_WHAT YOU NEED TO DO_
In the data below, find every line with the string "structured" and pull it out.

■ ■ ■ ■

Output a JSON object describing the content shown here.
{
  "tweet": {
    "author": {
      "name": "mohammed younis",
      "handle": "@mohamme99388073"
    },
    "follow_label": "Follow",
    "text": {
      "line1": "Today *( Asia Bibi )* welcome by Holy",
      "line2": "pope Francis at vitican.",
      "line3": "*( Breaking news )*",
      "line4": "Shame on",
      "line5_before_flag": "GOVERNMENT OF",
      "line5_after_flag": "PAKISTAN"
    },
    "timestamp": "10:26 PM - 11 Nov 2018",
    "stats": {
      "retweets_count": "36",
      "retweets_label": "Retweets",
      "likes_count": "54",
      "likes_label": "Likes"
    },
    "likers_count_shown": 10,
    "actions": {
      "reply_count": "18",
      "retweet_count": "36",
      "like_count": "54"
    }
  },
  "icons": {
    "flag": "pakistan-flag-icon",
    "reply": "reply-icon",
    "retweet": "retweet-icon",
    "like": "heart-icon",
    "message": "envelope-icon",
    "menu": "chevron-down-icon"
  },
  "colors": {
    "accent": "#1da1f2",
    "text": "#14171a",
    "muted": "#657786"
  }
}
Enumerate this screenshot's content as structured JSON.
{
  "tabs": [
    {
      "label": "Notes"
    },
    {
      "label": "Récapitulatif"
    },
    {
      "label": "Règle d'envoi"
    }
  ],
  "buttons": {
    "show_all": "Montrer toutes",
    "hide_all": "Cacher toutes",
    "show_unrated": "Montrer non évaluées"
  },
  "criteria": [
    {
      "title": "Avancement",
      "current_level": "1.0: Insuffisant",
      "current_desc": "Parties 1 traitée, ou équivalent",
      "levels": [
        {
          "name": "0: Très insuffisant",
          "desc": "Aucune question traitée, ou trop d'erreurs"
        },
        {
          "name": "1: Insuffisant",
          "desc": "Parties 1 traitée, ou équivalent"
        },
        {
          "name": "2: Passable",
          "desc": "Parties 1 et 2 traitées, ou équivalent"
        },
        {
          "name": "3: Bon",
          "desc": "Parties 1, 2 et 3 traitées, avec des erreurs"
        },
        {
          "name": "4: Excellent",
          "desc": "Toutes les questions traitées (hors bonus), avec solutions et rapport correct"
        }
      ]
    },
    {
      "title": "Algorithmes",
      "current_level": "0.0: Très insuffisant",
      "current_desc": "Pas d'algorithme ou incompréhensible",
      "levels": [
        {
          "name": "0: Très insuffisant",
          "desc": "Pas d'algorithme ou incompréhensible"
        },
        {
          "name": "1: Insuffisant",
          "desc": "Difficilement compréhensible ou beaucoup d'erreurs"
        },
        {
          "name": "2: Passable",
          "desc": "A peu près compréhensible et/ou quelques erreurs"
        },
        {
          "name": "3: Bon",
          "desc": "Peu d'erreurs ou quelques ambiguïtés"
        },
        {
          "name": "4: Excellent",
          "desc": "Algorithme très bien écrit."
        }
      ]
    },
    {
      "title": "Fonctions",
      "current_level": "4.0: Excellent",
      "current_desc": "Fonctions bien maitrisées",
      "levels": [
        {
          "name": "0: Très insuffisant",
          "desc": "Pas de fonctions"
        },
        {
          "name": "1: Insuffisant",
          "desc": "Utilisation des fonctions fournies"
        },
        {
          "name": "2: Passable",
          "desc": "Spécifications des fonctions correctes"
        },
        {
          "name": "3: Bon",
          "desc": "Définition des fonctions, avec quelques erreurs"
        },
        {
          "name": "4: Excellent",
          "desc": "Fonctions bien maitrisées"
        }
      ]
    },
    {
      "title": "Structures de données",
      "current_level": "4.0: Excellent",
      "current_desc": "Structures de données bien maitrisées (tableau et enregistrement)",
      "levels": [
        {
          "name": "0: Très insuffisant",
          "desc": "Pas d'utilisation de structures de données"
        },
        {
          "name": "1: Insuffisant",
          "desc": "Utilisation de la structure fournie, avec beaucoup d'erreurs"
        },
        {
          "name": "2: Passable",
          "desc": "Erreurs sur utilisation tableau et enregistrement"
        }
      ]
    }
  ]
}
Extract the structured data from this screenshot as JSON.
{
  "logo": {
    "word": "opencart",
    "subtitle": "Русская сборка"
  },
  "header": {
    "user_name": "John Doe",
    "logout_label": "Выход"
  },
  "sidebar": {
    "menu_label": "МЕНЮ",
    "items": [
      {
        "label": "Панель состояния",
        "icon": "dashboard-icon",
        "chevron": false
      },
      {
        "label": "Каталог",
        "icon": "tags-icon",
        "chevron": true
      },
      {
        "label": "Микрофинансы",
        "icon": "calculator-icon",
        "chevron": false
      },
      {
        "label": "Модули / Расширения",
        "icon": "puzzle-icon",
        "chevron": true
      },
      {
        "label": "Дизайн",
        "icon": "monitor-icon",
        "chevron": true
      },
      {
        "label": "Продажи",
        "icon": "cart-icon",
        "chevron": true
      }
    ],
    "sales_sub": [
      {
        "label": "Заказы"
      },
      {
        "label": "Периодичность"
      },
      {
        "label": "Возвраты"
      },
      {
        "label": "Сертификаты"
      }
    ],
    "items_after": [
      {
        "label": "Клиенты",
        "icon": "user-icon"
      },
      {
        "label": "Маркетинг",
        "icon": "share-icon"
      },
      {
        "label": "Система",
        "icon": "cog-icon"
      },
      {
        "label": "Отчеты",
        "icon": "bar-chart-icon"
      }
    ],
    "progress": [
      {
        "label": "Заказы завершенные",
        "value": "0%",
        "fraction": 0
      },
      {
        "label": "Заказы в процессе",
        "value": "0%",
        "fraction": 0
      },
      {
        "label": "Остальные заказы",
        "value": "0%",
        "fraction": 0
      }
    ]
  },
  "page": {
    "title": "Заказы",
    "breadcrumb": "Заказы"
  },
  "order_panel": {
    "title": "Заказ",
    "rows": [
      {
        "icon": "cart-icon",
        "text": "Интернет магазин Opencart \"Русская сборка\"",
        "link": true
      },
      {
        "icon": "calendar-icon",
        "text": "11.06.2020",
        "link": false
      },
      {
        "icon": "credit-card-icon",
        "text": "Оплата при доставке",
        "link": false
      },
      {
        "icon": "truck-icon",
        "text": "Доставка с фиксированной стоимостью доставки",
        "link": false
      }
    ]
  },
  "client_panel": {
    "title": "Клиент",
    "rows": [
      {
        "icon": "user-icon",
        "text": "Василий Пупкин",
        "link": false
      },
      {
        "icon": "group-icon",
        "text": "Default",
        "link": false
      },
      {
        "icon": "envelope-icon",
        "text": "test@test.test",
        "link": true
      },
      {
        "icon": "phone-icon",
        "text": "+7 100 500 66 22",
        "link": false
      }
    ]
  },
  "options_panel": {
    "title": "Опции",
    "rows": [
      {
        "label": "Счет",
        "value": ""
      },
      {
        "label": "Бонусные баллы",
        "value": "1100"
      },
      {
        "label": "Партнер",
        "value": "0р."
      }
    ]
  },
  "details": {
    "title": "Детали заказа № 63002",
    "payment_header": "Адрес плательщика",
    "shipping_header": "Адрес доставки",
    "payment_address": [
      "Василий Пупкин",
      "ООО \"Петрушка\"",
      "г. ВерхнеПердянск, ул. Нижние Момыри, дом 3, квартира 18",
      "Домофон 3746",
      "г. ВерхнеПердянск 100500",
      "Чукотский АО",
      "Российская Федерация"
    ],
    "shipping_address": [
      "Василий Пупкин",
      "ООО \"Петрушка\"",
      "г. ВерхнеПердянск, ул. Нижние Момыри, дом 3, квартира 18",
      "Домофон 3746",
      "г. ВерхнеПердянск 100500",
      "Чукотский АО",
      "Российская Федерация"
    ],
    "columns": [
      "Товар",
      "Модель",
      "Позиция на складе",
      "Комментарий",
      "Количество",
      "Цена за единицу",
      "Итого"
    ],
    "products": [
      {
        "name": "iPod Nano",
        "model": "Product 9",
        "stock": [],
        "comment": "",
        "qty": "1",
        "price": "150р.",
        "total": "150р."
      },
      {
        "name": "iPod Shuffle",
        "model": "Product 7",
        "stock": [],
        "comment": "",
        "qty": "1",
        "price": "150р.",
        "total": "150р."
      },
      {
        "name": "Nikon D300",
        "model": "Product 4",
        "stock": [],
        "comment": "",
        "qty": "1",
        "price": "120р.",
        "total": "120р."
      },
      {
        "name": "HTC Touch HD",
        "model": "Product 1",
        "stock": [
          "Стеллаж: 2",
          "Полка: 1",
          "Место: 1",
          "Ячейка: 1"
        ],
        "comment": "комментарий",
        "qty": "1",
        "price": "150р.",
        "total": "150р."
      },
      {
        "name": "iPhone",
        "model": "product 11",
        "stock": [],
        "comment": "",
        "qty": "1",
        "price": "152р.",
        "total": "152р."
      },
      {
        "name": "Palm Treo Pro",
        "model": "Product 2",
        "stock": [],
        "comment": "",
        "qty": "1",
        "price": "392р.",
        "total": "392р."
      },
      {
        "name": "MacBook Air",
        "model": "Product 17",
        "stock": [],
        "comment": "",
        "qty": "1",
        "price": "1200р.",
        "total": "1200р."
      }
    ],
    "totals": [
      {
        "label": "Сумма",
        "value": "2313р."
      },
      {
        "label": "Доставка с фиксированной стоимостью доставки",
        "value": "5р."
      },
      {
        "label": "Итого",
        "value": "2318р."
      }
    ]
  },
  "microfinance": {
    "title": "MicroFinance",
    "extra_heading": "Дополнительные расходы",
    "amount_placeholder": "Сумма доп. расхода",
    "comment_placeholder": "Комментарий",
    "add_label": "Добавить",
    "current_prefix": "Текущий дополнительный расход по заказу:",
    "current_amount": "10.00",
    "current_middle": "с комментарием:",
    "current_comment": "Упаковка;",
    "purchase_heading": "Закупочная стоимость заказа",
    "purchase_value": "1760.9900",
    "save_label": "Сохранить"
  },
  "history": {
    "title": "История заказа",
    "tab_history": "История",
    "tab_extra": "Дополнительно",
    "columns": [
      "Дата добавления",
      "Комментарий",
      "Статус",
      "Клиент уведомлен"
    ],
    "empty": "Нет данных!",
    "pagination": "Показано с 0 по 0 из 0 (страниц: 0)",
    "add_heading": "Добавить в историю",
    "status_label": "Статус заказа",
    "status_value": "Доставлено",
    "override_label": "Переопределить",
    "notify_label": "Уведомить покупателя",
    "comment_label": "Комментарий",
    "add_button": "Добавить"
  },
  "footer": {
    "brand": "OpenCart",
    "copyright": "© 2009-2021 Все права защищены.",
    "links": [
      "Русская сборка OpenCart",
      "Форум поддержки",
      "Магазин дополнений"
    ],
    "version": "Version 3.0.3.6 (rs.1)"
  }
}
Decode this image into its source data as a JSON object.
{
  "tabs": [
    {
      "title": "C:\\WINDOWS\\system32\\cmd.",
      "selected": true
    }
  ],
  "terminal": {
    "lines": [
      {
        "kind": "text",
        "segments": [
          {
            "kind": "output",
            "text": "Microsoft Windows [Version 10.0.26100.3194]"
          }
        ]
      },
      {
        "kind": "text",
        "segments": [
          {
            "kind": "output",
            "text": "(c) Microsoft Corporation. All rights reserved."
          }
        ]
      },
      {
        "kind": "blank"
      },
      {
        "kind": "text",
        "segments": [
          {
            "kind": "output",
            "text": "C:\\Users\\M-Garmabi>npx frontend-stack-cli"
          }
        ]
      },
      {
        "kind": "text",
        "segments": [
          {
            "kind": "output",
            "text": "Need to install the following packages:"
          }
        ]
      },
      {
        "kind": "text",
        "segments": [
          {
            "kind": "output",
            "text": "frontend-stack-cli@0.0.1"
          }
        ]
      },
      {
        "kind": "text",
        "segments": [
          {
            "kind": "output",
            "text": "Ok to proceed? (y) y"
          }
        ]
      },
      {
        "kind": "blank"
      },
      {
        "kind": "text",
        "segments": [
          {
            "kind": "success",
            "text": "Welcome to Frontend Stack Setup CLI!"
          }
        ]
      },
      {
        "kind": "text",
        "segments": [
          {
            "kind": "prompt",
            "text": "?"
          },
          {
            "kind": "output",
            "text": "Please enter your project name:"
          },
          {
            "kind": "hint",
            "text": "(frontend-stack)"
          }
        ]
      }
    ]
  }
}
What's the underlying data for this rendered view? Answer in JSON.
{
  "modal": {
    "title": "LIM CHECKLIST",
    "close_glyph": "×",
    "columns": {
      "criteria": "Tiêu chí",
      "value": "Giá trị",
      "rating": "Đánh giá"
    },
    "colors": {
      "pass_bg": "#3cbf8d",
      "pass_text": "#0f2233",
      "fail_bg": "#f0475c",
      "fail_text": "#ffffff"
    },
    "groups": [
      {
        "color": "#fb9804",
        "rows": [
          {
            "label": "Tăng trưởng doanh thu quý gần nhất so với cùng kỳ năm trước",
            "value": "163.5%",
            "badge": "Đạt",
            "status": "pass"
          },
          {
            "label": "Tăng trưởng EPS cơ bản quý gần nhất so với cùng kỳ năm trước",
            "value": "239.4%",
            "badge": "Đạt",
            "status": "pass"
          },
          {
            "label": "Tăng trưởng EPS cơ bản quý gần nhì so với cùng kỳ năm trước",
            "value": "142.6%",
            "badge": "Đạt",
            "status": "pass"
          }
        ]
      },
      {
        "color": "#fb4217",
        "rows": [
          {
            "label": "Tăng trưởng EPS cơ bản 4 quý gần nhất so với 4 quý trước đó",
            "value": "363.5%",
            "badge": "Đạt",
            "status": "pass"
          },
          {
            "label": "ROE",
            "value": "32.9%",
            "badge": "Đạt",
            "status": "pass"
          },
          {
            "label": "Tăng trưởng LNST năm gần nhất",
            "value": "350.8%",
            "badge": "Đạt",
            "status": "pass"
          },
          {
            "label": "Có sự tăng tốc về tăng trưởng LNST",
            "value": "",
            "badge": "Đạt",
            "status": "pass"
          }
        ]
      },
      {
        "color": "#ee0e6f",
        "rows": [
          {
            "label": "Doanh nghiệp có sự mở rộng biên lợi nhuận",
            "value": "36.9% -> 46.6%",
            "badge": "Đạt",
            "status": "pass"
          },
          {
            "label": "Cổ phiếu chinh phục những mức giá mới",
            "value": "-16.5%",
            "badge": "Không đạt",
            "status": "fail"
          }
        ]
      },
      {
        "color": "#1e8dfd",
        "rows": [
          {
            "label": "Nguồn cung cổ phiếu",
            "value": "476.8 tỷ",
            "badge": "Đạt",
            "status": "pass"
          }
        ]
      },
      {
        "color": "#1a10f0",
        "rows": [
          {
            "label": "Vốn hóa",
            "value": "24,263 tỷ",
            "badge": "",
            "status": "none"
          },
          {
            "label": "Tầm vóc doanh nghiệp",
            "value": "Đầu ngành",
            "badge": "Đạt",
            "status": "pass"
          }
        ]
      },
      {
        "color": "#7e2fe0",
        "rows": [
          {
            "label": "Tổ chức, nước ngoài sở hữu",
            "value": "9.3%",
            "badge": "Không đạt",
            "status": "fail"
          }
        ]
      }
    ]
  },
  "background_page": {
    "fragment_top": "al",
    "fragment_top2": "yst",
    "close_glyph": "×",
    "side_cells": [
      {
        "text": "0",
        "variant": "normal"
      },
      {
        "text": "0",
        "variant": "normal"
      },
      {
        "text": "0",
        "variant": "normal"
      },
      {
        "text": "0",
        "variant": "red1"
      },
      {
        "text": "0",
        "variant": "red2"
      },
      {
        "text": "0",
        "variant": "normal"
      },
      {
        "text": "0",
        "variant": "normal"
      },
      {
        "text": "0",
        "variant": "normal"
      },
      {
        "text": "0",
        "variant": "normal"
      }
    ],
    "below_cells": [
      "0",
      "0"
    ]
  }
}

■ ■ ■ ■

_TASK OUTPUT_
Enumerate this screenshot's content as structured JSON.
Extract the structured data from this screenshot as JSON.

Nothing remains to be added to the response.